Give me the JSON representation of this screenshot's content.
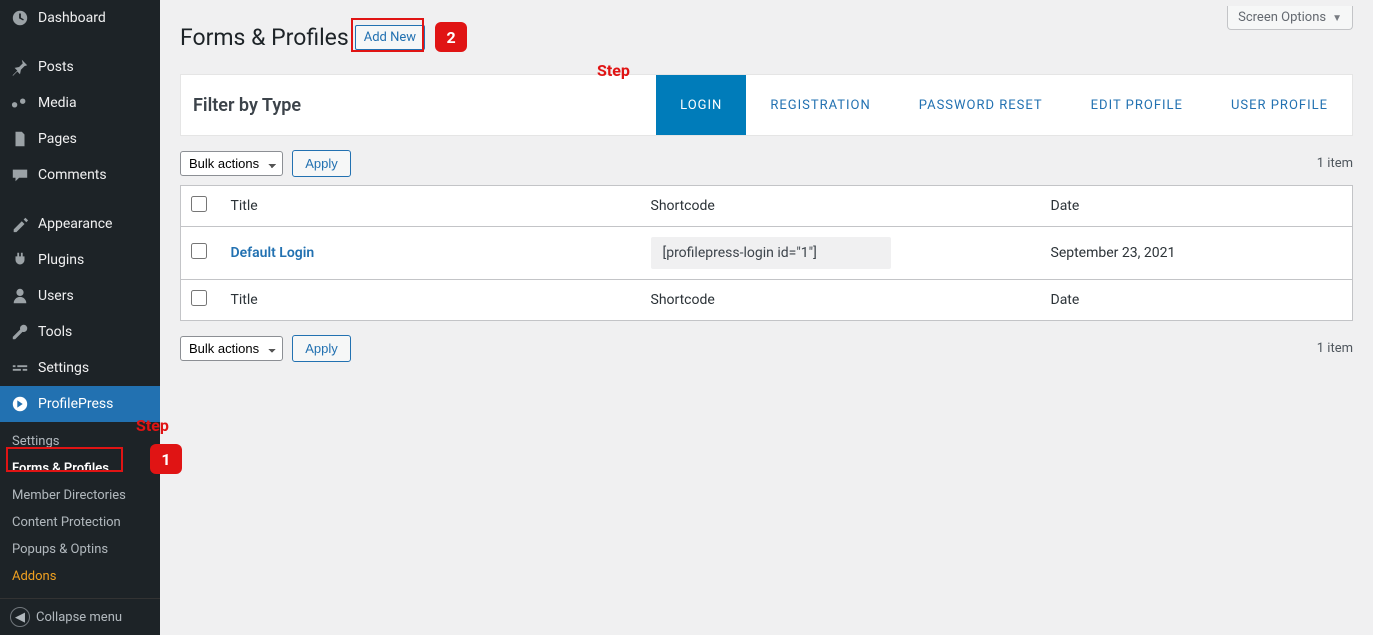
{
  "sidebar": {
    "items": [
      {
        "label": "Dashboard"
      },
      {
        "label": "Posts"
      },
      {
        "label": "Media"
      },
      {
        "label": "Pages"
      },
      {
        "label": "Comments"
      },
      {
        "label": "Appearance"
      },
      {
        "label": "Plugins"
      },
      {
        "label": "Users"
      },
      {
        "label": "Tools"
      },
      {
        "label": "Settings"
      },
      {
        "label": "ProfilePress"
      }
    ],
    "submenu": [
      {
        "label": "Settings"
      },
      {
        "label": "Forms & Profiles"
      },
      {
        "label": "Member Directories"
      },
      {
        "label": "Content Protection"
      },
      {
        "label": "Popups & Optins"
      },
      {
        "label": "Addons"
      }
    ],
    "collapse": "Collapse menu"
  },
  "header": {
    "screen_options": "Screen Options",
    "page_title": "Forms & Profiles",
    "add_new": "Add New"
  },
  "annotations": {
    "step_word": "Step",
    "step1": "1",
    "step2": "2"
  },
  "filter": {
    "title": "Filter by Type",
    "tabs": [
      "LOGIN",
      "REGISTRATION",
      "PASSWORD RESET",
      "EDIT PROFILE",
      "USER PROFILE"
    ]
  },
  "list": {
    "bulk_label": "Bulk actions",
    "apply": "Apply",
    "count": "1 item",
    "columns": {
      "title": "Title",
      "shortcode": "Shortcode",
      "date": "Date"
    },
    "rows": [
      {
        "title": "Default Login",
        "shortcode": "[profilepress-login id=\"1\"]",
        "date": "September 23, 2021"
      }
    ]
  }
}
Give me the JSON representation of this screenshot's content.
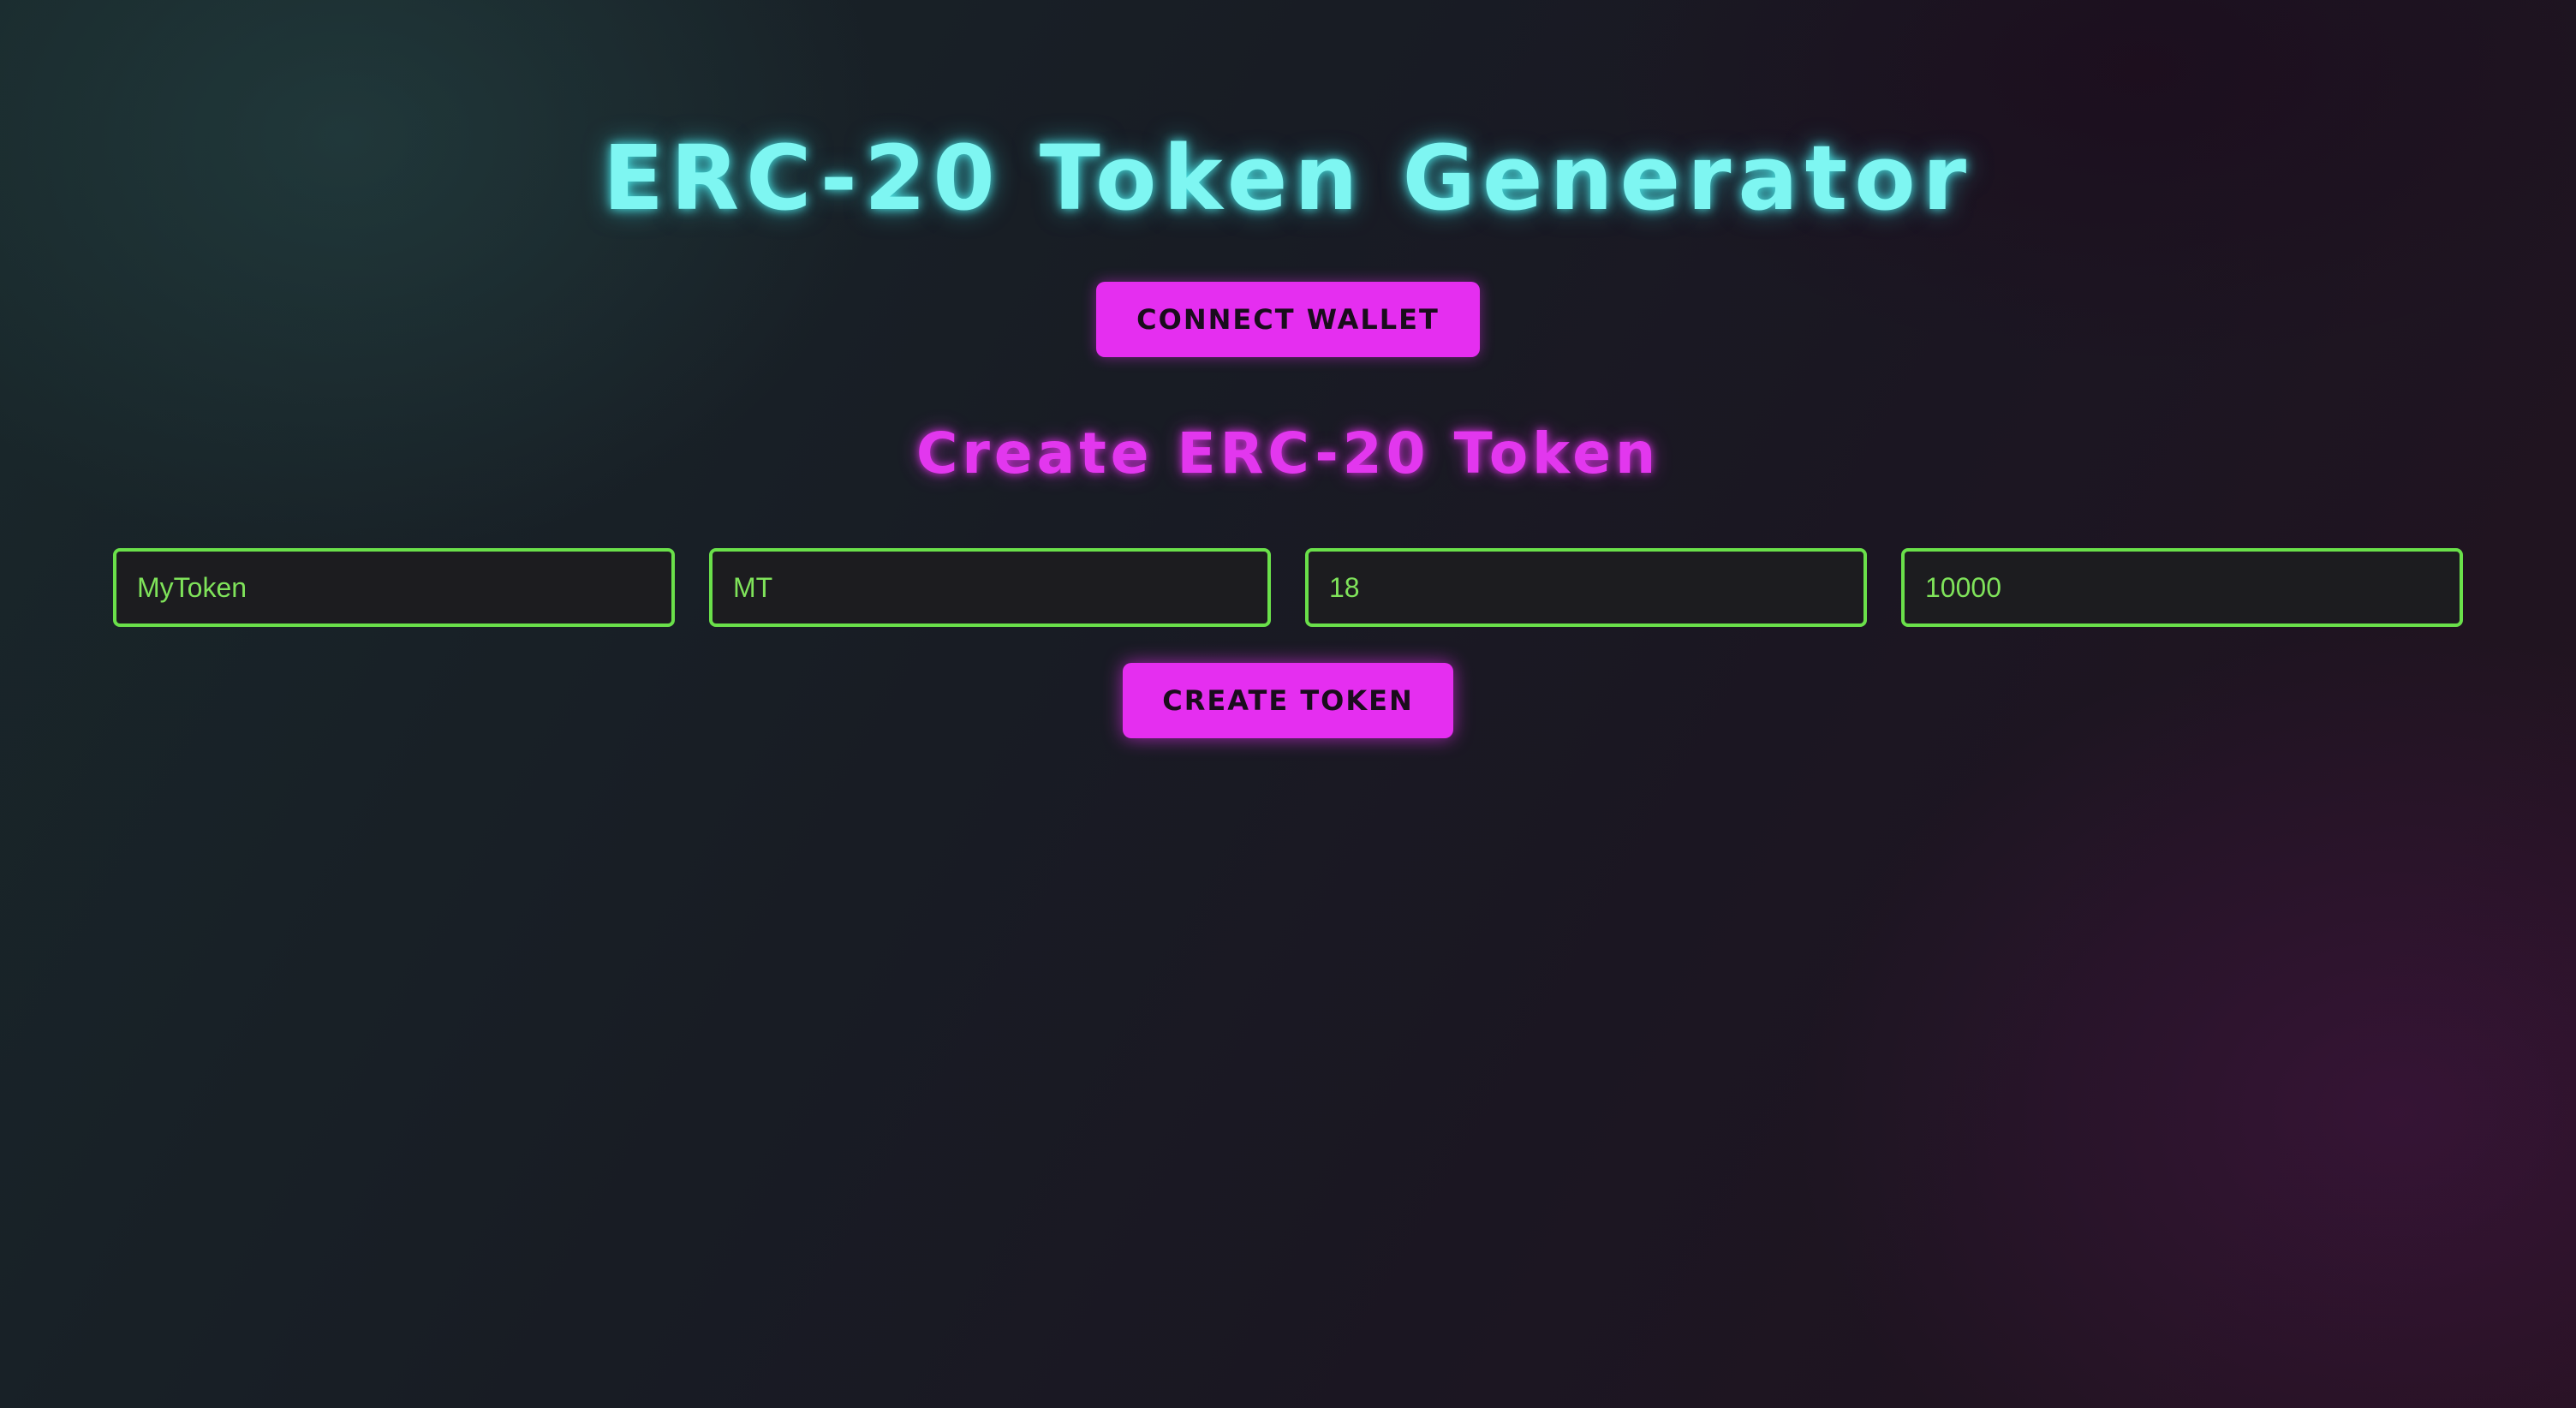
{
  "header": {
    "title": "ERC-20 Token Generator"
  },
  "wallet": {
    "connect_label": "CONNECT WALLET"
  },
  "form": {
    "section_title": "Create ERC-20 Token",
    "fields": [
      {
        "value": "MyToken"
      },
      {
        "value": "MT"
      },
      {
        "value": "18"
      },
      {
        "value": "10000"
      }
    ],
    "submit_label": "CREATE TOKEN"
  },
  "colors": {
    "title": "#7ef6f2",
    "accent": "#e52ef0",
    "input_border": "#6ae04a",
    "input_text": "#7fe35a"
  }
}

PROBLEM: From the material above, copy everything exactly but the pictures.

EXERCISE RESULT:
Give me the JSON representation of this screenshot's content.
{
  "sidebar": {
    "items": [
      {
        "label": "Dashboard"
      },
      {
        "label": "Posts"
      },
      {
        "label": "Media"
      },
      {
        "label": "Pages"
      },
      {
        "label": "Comments"
      },
      {
        "label": "Appearance"
      },
      {
        "label": "Plugins"
      },
      {
        "label": "Users"
      },
      {
        "label": "Tools"
      },
      {
        "label": "Settings"
      },
      {
        "label": "ProfilePress"
      }
    ],
    "submenu": [
      {
        "label": "Settings"
      },
      {
        "label": "Forms & Profiles"
      },
      {
        "label": "Member Directories"
      },
      {
        "label": "Content Protection"
      },
      {
        "label": "Popups & Optins"
      },
      {
        "label": "Addons"
      }
    ],
    "collapse": "Collapse menu"
  },
  "header": {
    "screen_options": "Screen Options",
    "page_title": "Forms & Profiles",
    "add_new": "Add New"
  },
  "annotations": {
    "step_word": "Step",
    "step1": "1",
    "step2": "2"
  },
  "filter": {
    "title": "Filter by Type",
    "tabs": [
      "LOGIN",
      "REGISTRATION",
      "PASSWORD RESET",
      "EDIT PROFILE",
      "USER PROFILE"
    ]
  },
  "list": {
    "bulk_label": "Bulk actions",
    "apply": "Apply",
    "count": "1 item",
    "columns": {
      "title": "Title",
      "shortcode": "Shortcode",
      "date": "Date"
    },
    "rows": [
      {
        "title": "Default Login",
        "shortcode": "[profilepress-login id=\"1\"]",
        "date": "September 23, 2021"
      }
    ]
  }
}
Give me the JSON representation of this screenshot's content.
{
  "header": {
    "title": "ERC-20 Token Generator"
  },
  "wallet": {
    "connect_label": "CONNECT WALLET"
  },
  "form": {
    "section_title": "Create ERC-20 Token",
    "fields": [
      {
        "value": "MyToken"
      },
      {
        "value": "MT"
      },
      {
        "value": "18"
      },
      {
        "value": "10000"
      }
    ],
    "submit_label": "CREATE TOKEN"
  },
  "colors": {
    "title": "#7ef6f2",
    "accent": "#e52ef0",
    "input_border": "#6ae04a",
    "input_text": "#7fe35a"
  }
}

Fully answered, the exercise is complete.